*SHORT PROBLEM 1*. In the interview excerpt about the vampire novel, list every form of work named in the question that begins "Freaky."
*SHORT PROBLEM 2*. Translate this sentence from the interview excerpt about the vampire novel into Spanish: "The children in this story are essentially vampires, but they’re not the monsters."

*EXCERPTED TEXT*.
----------
In the end, the only source of blood they will be able to get is from each other. The children in this story are essentially vampires, but they’re not the monsters. The monsters are the parents who go all the way to get blood for the people they love most.
Freaky. So where did you get the original idea, and why did you think this could be a good novel, as opposed to a good short story or movie or something else?
I started out in the horror genre by writing apocalyptic zombie thrillers. In these stories, the apocalypse is not cathartic, but is instead a terrifying place where you’ve lost everything and your survival hangs by a thread. For my next book, I wanted to stay in the apocalyptic space but try something different. I thought, what terrifies me the most? Of course, as I think this is universal, it’s if something bad ever happened to my family. So I wrote a book in which I faced my greatest fears as a human being. The resulting story has deep emotional resonance, as it’s really about human nature and the bonds we feel for other people. It’s a vampire story, but again, the vampires aren’t the monsters. The central focus of the book is on the people who love the vampires because they’re family.
----------
*GIVEN MATERIAL*.
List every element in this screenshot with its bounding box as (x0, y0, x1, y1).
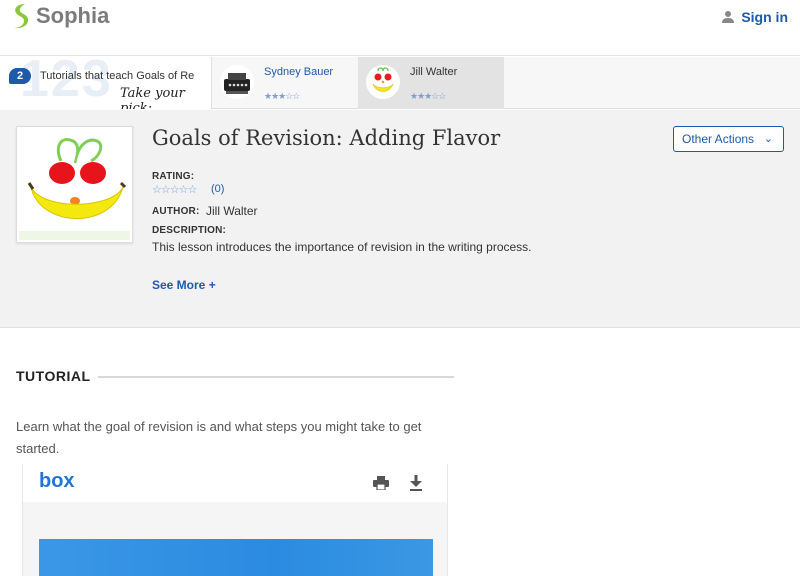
----------
*EXERCISE RESPONSE 1*. novel, short story, movie

*EXERCISE RESPONSE 2*. Los niños de esta historia son esencialmente vampiros, pero no son los monstruos.